## DIRECTIVE
Give back, unchanged, each line from the one containing "Read out every word on this page." through the last line of the entries below.

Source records
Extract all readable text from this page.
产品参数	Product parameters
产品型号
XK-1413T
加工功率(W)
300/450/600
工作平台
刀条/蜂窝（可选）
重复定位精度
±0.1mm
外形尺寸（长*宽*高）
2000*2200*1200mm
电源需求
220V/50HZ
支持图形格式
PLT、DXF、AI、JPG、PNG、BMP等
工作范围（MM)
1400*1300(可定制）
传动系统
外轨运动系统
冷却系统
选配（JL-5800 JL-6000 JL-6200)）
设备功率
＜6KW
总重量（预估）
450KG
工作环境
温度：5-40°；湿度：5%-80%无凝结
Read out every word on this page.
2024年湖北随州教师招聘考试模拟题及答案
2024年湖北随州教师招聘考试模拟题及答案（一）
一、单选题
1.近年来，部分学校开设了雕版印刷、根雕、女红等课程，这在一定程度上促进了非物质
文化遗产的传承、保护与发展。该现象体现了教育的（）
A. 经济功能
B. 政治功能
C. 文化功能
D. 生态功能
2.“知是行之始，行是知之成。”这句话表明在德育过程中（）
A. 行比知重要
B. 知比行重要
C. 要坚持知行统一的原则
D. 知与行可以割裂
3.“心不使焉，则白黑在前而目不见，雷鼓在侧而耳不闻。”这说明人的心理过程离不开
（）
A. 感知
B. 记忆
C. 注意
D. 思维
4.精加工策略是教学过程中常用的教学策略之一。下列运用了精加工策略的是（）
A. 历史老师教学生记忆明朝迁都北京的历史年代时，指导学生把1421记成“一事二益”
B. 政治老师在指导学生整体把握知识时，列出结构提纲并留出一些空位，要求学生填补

## SOLUTION TO THE PROBLEM
Read out every word on this page.
2024年湖北随州教师招聘考试模拟题及答案
2024年湖北随州教师招聘考试模拟题及答案（一）
一、单选题
1.近年来，部分学校开设了雕版印刷、根雕、女红等课程，这在一定程度上促进了非物质
文化遗产的传承、保护与发展。该现象体现了教育的（）
A. 经济功能
B. 政治功能
C. 文化功能
D. 生态功能
2.“知是行之始，行是知之成。”这句话表明在德育过程中（）
A. 行比知重要
B. 知比行重要
C. 要坚持知行统一的原则
D. 知与行可以割裂
3.“心不使焉，则白黑在前而目不见，雷鼓在侧而耳不闻。”这说明人的心理过程离不开
（）
A. 感知
B. 记忆
C. 注意
D. 思维
4.精加工策略是教学过程中常用的教学策略之一。下列运用了精加工策略的是（）
A. 历史老师教学生记忆明朝迁都北京的历史年代时，指导学生把1421记成“一事二益”
B. 政治老师在指导学生整体把握知识时，列出结构提纲并留出一些空位，要求学生填补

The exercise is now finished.